Entries taken from a collection
****************

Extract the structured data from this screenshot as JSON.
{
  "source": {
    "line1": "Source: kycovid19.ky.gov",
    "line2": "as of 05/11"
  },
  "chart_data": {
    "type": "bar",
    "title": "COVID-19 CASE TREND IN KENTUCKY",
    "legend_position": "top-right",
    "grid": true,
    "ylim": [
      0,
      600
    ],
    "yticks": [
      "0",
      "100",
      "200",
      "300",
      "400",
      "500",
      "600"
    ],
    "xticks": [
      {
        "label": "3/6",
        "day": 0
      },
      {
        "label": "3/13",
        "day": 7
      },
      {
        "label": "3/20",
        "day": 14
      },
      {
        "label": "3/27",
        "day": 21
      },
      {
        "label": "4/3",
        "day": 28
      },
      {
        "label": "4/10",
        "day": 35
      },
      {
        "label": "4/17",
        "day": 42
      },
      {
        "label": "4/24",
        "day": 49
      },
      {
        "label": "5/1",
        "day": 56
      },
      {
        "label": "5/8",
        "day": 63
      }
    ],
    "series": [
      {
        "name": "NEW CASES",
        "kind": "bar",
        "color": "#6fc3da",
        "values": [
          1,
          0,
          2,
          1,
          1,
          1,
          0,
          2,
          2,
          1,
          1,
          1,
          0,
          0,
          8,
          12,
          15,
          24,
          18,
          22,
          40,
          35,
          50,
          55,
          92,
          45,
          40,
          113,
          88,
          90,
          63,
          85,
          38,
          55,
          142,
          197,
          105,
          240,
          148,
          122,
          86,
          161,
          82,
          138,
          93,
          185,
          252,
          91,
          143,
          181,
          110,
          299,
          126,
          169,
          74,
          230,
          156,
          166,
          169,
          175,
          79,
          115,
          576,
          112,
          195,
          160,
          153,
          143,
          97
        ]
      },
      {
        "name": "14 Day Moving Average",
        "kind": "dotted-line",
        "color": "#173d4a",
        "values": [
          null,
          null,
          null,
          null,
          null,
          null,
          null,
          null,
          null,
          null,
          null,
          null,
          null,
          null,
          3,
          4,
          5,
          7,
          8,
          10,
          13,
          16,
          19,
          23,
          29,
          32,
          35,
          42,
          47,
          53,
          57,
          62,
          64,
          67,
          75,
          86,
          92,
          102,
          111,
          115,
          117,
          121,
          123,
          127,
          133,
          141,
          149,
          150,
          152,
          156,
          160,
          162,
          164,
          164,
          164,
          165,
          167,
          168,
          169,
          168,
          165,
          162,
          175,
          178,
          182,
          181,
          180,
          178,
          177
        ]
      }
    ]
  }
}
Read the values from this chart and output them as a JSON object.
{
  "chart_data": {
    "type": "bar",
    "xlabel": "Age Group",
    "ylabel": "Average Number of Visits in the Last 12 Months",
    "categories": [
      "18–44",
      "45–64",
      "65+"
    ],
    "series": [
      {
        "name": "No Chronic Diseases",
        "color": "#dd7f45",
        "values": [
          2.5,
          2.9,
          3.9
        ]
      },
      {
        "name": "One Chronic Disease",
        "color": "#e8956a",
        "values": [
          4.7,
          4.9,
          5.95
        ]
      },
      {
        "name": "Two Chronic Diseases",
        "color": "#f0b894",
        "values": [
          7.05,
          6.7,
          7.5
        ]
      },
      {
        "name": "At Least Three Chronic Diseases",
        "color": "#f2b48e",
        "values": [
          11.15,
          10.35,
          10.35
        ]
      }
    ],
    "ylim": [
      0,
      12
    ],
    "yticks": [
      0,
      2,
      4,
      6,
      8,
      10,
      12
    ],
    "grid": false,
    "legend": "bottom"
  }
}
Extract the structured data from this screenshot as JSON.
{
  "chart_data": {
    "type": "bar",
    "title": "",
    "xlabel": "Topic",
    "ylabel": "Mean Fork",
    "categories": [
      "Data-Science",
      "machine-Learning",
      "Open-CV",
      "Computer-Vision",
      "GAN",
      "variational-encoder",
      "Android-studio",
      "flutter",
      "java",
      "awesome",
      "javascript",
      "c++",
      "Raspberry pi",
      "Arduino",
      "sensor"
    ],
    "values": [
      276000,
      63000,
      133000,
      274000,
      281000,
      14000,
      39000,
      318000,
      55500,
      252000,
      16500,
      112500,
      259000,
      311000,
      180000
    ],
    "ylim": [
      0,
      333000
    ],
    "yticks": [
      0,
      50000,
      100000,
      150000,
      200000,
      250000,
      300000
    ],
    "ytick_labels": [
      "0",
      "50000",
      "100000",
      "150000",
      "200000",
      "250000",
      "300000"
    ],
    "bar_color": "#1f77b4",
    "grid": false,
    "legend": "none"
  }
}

****************

*WHAT IS EXPECTED*: The data above must be returned in full, exactly as written.

*OUTPUT BELOW*:
Extract the structured data from this screenshot as JSON.
{
  "source": {
    "line1": "Source: kycovid19.ky.gov",
    "line2": "as of 05/11"
  },
  "chart_data": {
    "type": "bar",
    "title": "COVID-19 CASE TREND IN KENTUCKY",
    "legend_position": "top-right",
    "grid": true,
    "ylim": [
      0,
      600
    ],
    "yticks": [
      "0",
      "100",
      "200",
      "300",
      "400",
      "500",
      "600"
    ],
    "xticks": [
      {
        "label": "3/6",
        "day": 0
      },
      {
        "label": "3/13",
        "day": 7
      },
      {
        "label": "3/20",
        "day": 14
      },
      {
        "label": "3/27",
        "day": 21
      },
      {
        "label": "4/3",
        "day": 28
      },
      {
        "label": "4/10",
        "day": 35
      },
      {
        "label": "4/17",
        "day": 42
      },
      {
        "label": "4/24",
        "day": 49
      },
      {
        "label": "5/1",
        "day": 56
      },
      {
        "label": "5/8",
        "day": 63
      }
    ],
    "series": [
      {
        "name": "NEW CASES",
        "kind": "bar",
        "color": "#6fc3da",
        "values": [
          1,
          0,
          2,
          1,
          1,
          1,
          0,
          2,
          2,
          1,
          1,
          1,
          0,
          0,
          8,
          12,
          15,
          24,
          18,
          22,
          40,
          35,
          50,
          55,
          92,
          45,
          40,
          113,
          88,
          90,
          63,
          85,
          38,
          55,
          142,
          197,
          105,
          240,
          148,
          122,
          86,
          161,
          82,
          138,
          93,
          185,
          252,
          91,
          143,
          181,
          110,
          299,
          126,
          169,
          74,
          230,
          156,
          166,
          169,
          175,
          79,
          115,
          576,
          112,
          195,
          160,
          153,
          143,
          97
        ]
      },
      {
        "name": "14 Day Moving Average",
        "kind": "dotted-line",
        "color": "#173d4a",
        "values": [
          null,
          null,
          null,
          null,
          null,
          null,
          null,
          null,
          null,
          null,
          null,
          null,
          null,
          null,
          3,
          4,
          5,
          7,
          8,
          10,
          13,
          16,
          19,
          23,
          29,
          32,
          35,
          42,
          47,
          53,
          57,
          62,
          64,
          67,
          75,
          86,
          92,
          102,
          111,
          115,
          117,
          121,
          123,
          127,
          133,
          141,
          149,
          150,
          152,
          156,
          160,
          162,
          164,
          164,
          164,
          165,
          167,
          168,
          169,
          168,
          165,
          162,
          175,
          178,
          182,
          181,
          180,
          178,
          177
        ]
      }
    ]
  }
}
Read the values from this chart and output them as a JSON object.
{
  "chart_data": {
    "type": "bar",
    "xlabel": "Age Group",
    "ylabel": "Average Number of Visits in the Last 12 Months",
    "categories": [
      "18–44",
      "45–64",
      "65+"
    ],
    "series": [
      {
        "name": "No Chronic Diseases",
        "color": "#dd7f45",
        "values": [
          2.5,
          2.9,
          3.9
        ]
      },
      {
        "name": "One Chronic Disease",
        "color": "#e8956a",
        "values": [
          4.7,
          4.9,
          5.95
        ]
      },
      {
        "name": "Two Chronic Diseases",
        "color": "#f0b894",
        "values": [
          7.05,
          6.7,
          7.5
        ]
      },
      {
        "name": "At Least Three Chronic Diseases",
        "color": "#f2b48e",
        "values": [
          11.15,
          10.35,
          10.35
        ]
      }
    ],
    "ylim": [
      0,
      12
    ],
    "yticks": [
      0,
      2,
      4,
      6,
      8,
      10,
      12
    ],
    "grid": false,
    "legend": "bottom"
  }
}
Extract the structured data from this screenshot as JSON.
{
  "chart_data": {
    "type": "bar",
    "title": "",
    "xlabel": "Topic",
    "ylabel": "Mean Fork",
    "categories": [
      "Data-Science",
      "machine-Learning",
      "Open-CV",
      "Computer-Vision",
      "GAN",
      "variational-encoder",
      "Android-studio",
      "flutter",
      "java",
      "awesome",
      "javascript",
      "c++",
      "Raspberry pi",
      "Arduino",
      "sensor"
    ],
    "values": [
      276000,
      63000,
      133000,
      274000,
      281000,
      14000,
      39000,
      318000,
      55500,
      252000,
      16500,
      112500,
      259000,
      311000,
      180000
    ],
    "ylim": [
      0,
      333000
    ],
    "yticks": [
      0,
      50000,
      100000,
      150000,
      200000,
      250000,
      300000
    ],
    "ytick_labels": [
      "0",
      "50000",
      "100000",
      "150000",
      "200000",
      "250000",
      "300000"
    ],
    "bar_color": "#1f77b4",
    "grid": false,
    "legend": "none"
  }
}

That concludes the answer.